=== YOUR OBJECTIVE ===
Copy all entries without alteration and skip the pictures they hold.

Source data
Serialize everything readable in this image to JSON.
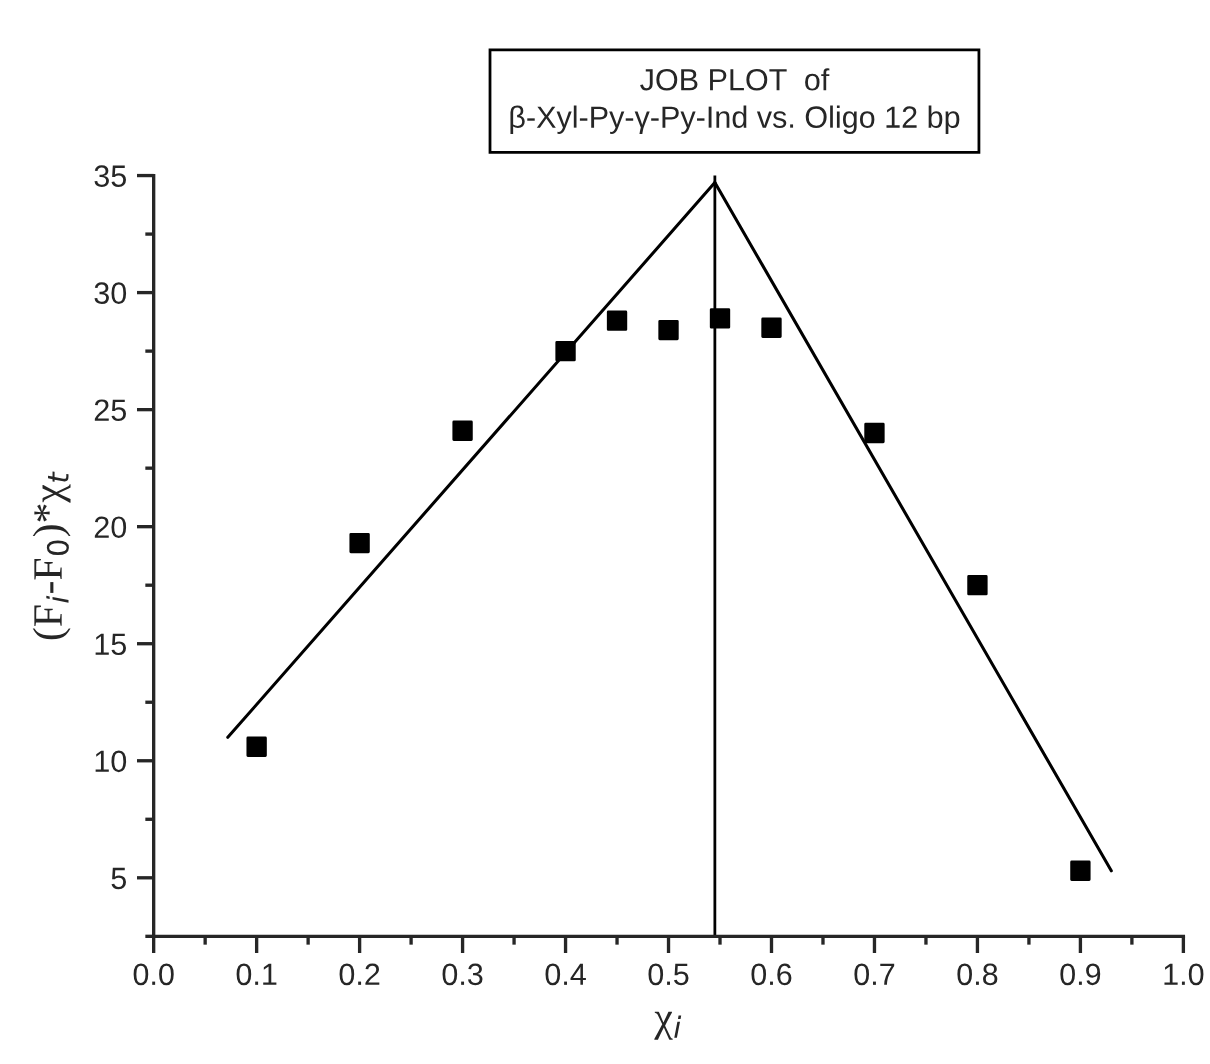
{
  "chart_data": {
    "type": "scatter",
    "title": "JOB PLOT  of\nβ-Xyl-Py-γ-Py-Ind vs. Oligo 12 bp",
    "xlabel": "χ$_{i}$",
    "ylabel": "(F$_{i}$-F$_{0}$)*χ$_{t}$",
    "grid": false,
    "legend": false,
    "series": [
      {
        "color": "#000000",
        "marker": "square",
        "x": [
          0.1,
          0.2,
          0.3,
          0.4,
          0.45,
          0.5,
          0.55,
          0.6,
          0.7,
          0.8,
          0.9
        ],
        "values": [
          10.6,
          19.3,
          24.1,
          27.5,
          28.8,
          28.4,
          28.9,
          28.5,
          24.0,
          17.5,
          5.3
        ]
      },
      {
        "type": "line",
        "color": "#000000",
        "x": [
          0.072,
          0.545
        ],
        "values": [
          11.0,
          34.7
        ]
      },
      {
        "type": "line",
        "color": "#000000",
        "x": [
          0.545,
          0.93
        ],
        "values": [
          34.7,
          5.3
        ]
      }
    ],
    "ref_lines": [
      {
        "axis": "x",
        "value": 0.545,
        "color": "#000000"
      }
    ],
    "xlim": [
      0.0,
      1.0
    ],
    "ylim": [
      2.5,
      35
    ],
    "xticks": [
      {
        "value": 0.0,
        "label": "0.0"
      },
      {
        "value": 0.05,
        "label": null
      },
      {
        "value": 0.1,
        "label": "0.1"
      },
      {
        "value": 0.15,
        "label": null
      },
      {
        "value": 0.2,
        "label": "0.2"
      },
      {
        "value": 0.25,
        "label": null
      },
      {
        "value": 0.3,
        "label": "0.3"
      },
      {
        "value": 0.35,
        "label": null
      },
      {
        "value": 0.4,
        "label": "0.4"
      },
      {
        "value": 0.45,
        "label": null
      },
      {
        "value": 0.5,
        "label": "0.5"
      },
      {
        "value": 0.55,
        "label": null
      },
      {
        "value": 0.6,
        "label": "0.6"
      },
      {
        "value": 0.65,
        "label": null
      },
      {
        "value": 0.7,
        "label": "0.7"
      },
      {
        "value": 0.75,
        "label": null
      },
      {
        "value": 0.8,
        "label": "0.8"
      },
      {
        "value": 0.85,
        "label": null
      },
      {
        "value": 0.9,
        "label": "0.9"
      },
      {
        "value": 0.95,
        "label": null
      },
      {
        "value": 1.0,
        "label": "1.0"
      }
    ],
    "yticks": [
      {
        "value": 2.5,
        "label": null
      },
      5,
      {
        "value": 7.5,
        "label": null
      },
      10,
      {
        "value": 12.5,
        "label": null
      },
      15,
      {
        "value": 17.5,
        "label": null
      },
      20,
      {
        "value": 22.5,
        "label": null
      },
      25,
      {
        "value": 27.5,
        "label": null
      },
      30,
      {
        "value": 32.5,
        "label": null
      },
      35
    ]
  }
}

=== TASK RESPONSE ===
Serialize everything readable in this image to JSON.
{
  "chart_data": {
    "type": "scatter",
    "title": "JOB PLOT  of\nβ-Xyl-Py-γ-Py-Ind vs. Oligo 12 bp",
    "xlabel": "χ$_{i}$",
    "ylabel": "(F$_{i}$-F$_{0}$)*χ$_{t}$",
    "grid": false,
    "legend": false,
    "series": [
      {
        "color": "#000000",
        "marker": "square",
        "x": [
          0.1,
          0.2,
          0.3,
          0.4,
          0.45,
          0.5,
          0.55,
          0.6,
          0.7,
          0.8,
          0.9
        ],
        "values": [
          10.6,
          19.3,
          24.1,
          27.5,
          28.8,
          28.4,
          28.9,
          28.5,
          24.0,
          17.5,
          5.3
        ]
      },
      {
        "type": "line",
        "color": "#000000",
        "x": [
          0.072,
          0.545
        ],
        "values": [
          11.0,
          34.7
        ]
      },
      {
        "type": "line",
        "color": "#000000",
        "x": [
          0.545,
          0.93
        ],
        "values": [
          34.7,
          5.3
        ]
      }
    ],
    "ref_lines": [
      {
        "axis": "x",
        "value": 0.545,
        "color": "#000000"
      }
    ],
    "xlim": [
      0.0,
      1.0
    ],
    "ylim": [
      2.5,
      35
    ],
    "xticks": [
      {
        "value": 0.0,
        "label": "0.0"
      },
      {
        "value": 0.05,
        "label": null
      },
      {
        "value": 0.1,
        "label": "0.1"
      },
      {
        "value": 0.15,
        "label": null
      },
      {
        "value": 0.2,
        "label": "0.2"
      },
      {
        "value": 0.25,
        "label": null
      },
      {
        "value": 0.3,
        "label": "0.3"
      },
      {
        "value": 0.35,
        "label": null
      },
      {
        "value": 0.4,
        "label": "0.4"
      },
      {
        "value": 0.45,
        "label": null
      },
      {
        "value": 0.5,
        "label": "0.5"
      },
      {
        "value": 0.55,
        "label": null
      },
      {
        "value": 0.6,
        "label": "0.6"
      },
      {
        "value": 0.65,
        "label": null
      },
      {
        "value": 0.7,
        "label": "0.7"
      },
      {
        "value": 0.75,
        "label": null
      },
      {
        "value": 0.8,
        "label": "0.8"
      },
      {
        "value": 0.85,
        "label": null
      },
      {
        "value": 0.9,
        "label": "0.9"
      },
      {
        "value": 0.95,
        "label": null
      },
      {
        "value": 1.0,
        "label": "1.0"
      }
    ],
    "yticks": [
      {
        "value": 2.5,
        "label": null
      },
      5,
      {
        "value": 7.5,
        "label": null
      },
      10,
      {
        "value": 12.5,
        "label": null
      },
      15,
      {
        "value": 17.5,
        "label": null
      },
      20,
      {
        "value": 22.5,
        "label": null
      },
      25,
      {
        "value": 27.5,
        "label": null
      },
      30,
      {
        "value": 32.5,
        "label": null
      },
      35
    ]
  }
}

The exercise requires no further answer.